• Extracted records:

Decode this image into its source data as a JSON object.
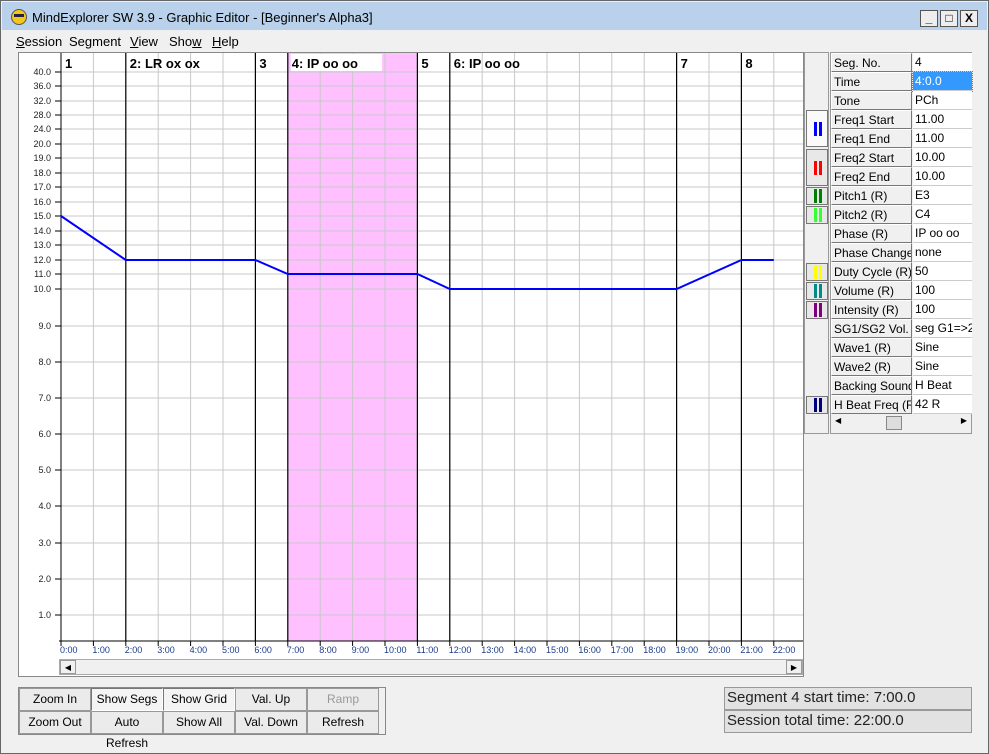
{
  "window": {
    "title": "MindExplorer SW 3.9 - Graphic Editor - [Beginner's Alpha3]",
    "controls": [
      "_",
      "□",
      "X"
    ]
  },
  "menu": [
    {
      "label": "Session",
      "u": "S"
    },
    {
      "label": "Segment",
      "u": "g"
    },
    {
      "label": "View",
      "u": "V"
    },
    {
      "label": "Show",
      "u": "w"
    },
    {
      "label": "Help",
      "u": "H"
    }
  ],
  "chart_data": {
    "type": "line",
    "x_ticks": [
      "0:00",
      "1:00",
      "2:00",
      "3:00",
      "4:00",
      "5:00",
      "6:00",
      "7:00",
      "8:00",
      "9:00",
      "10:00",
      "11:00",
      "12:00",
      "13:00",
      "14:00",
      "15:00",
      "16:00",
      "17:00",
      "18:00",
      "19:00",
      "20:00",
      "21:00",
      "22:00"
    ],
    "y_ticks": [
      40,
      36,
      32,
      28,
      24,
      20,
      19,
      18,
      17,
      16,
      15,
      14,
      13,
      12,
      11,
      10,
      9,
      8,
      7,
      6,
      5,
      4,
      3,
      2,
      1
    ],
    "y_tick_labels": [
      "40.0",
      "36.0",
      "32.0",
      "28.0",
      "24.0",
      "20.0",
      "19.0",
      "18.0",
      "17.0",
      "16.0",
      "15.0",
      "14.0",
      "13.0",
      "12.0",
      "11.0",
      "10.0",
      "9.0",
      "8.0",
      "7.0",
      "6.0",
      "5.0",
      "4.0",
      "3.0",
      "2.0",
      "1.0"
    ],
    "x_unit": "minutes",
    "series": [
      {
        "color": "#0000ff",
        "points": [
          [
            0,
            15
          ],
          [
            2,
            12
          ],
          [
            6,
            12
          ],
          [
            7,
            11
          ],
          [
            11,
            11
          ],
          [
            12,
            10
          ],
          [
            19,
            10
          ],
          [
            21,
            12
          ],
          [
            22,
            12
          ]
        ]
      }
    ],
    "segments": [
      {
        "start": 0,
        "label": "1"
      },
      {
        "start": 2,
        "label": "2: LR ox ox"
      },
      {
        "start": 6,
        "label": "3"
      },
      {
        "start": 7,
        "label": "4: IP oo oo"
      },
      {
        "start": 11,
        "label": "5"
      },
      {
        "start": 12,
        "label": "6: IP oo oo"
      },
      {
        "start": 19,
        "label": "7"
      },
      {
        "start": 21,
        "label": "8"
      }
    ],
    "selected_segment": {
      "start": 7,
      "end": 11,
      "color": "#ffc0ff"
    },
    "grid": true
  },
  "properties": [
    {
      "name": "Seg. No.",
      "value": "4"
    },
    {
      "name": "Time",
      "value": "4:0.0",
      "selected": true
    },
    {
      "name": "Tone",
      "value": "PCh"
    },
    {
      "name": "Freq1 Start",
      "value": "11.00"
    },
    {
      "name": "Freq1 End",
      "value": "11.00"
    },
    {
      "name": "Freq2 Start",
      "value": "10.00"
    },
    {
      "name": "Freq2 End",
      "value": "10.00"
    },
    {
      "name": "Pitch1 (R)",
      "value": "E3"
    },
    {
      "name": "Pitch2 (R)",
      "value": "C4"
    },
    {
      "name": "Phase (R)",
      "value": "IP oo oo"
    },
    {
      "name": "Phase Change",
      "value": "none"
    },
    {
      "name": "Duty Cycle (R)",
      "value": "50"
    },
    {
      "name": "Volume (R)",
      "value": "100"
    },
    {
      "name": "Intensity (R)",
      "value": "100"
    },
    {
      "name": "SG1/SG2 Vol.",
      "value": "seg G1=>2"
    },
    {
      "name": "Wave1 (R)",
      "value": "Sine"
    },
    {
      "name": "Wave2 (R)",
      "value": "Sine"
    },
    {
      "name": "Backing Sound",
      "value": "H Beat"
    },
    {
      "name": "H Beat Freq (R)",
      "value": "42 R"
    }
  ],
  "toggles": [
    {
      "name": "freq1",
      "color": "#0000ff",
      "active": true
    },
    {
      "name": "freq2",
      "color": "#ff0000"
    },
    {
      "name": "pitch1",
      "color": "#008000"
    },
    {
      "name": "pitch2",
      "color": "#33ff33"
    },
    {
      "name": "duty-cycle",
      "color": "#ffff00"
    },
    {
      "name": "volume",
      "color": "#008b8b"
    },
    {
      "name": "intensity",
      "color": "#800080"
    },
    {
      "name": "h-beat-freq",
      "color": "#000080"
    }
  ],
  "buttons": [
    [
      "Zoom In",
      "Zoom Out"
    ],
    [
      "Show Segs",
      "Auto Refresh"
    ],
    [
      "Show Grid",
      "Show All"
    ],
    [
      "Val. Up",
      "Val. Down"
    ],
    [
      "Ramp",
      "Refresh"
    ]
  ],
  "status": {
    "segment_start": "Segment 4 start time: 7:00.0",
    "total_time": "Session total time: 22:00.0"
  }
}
--
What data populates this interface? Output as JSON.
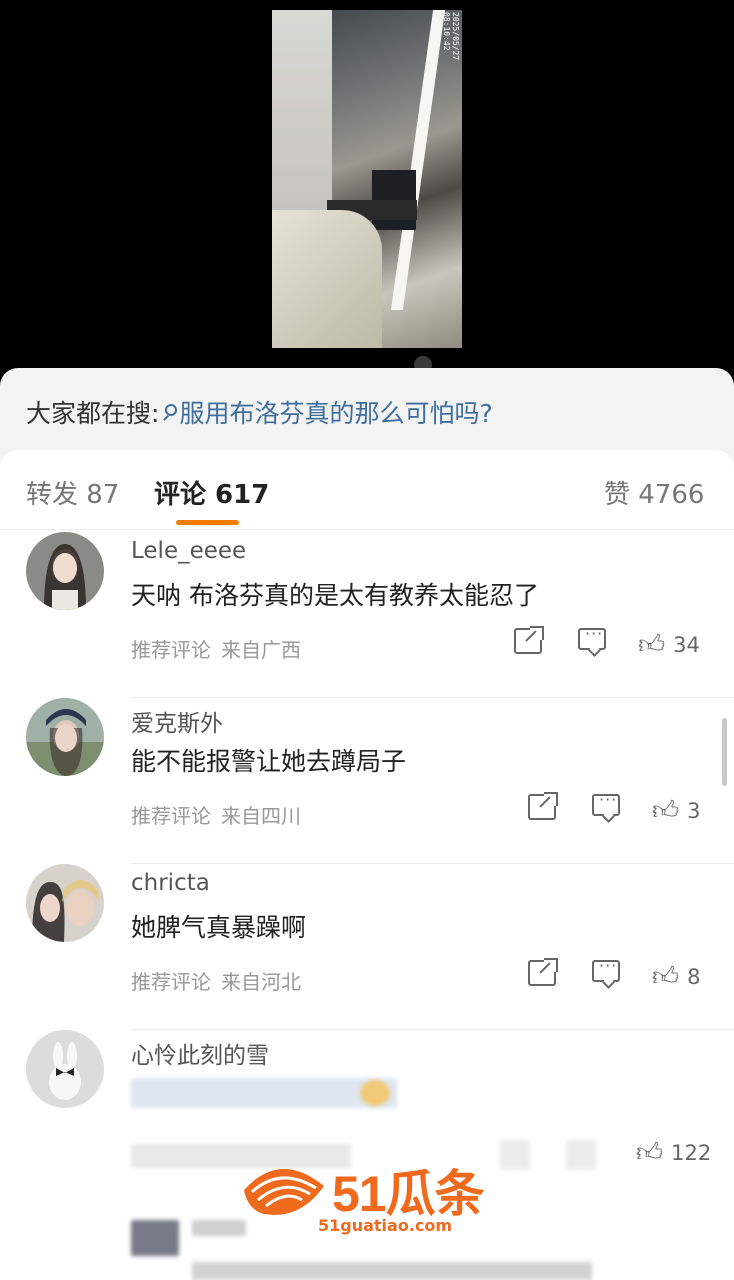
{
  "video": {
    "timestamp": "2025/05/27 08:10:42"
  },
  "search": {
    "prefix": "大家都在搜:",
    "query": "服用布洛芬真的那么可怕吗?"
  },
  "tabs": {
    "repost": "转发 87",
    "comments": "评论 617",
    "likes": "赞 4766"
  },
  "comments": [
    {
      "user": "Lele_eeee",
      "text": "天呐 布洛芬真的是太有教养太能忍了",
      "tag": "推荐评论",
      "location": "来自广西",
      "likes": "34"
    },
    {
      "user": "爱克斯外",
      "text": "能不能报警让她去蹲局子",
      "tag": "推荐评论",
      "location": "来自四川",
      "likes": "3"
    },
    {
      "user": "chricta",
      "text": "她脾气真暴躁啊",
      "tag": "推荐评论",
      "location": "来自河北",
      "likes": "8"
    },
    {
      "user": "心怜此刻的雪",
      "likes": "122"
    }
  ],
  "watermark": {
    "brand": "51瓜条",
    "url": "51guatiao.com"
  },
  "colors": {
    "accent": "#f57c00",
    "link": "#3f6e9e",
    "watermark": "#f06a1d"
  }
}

• Problem details: Where a line of the entries contains the word "true", copy that line.

• Result of the exercise:
    "grid": true
      "selected": true
      "active": true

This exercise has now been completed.